**AIM OF THE TASK**
Copy every entry exactly.

○ ○ ○

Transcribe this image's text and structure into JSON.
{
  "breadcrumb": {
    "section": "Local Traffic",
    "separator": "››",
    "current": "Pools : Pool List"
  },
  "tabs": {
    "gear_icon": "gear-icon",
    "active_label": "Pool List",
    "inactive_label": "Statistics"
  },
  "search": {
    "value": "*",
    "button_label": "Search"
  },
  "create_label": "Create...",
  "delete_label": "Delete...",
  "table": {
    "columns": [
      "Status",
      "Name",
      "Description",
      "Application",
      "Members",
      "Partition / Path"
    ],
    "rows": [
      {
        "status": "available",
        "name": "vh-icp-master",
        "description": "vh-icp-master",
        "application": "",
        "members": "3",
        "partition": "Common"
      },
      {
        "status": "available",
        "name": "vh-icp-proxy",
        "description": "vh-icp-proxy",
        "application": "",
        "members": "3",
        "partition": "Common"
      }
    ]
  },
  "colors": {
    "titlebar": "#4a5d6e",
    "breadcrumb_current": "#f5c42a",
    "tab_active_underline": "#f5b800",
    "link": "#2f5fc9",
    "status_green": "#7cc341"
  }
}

○ ○ ○

**TASK ANSWER**
Transcribe this image's text and structure into JSON.
{
  "breadcrumb": {
    "section": "Local Traffic",
    "separator": "››",
    "current": "Pools : Pool List"
  },
  "tabs": {
    "gear_icon": "gear-icon",
    "active_label": "Pool List",
    "inactive_label": "Statistics"
  },
  "search": {
    "value": "*",
    "button_label": "Search"
  },
  "create_label": "Create...",
  "delete_label": "Delete...",
  "table": {
    "columns": [
      "Status",
      "Name",
      "Description",
      "Application",
      "Members",
      "Partition / Path"
    ],
    "rows": [
      {
        "status": "available",
        "name": "vh-icp-master",
        "description": "vh-icp-master",
        "application": "",
        "members": "3",
        "partition": "Common"
      },
      {
        "status": "available",
        "name": "vh-icp-proxy",
        "description": "vh-icp-proxy",
        "application": "",
        "members": "3",
        "partition": "Common"
      }
    ]
  },
  "colors": {
    "titlebar": "#4a5d6e",
    "breadcrumb_current": "#f5c42a",
    "tab_active_underline": "#f5b800",
    "link": "#2f5fc9",
    "status_green": "#7cc341"
  }
}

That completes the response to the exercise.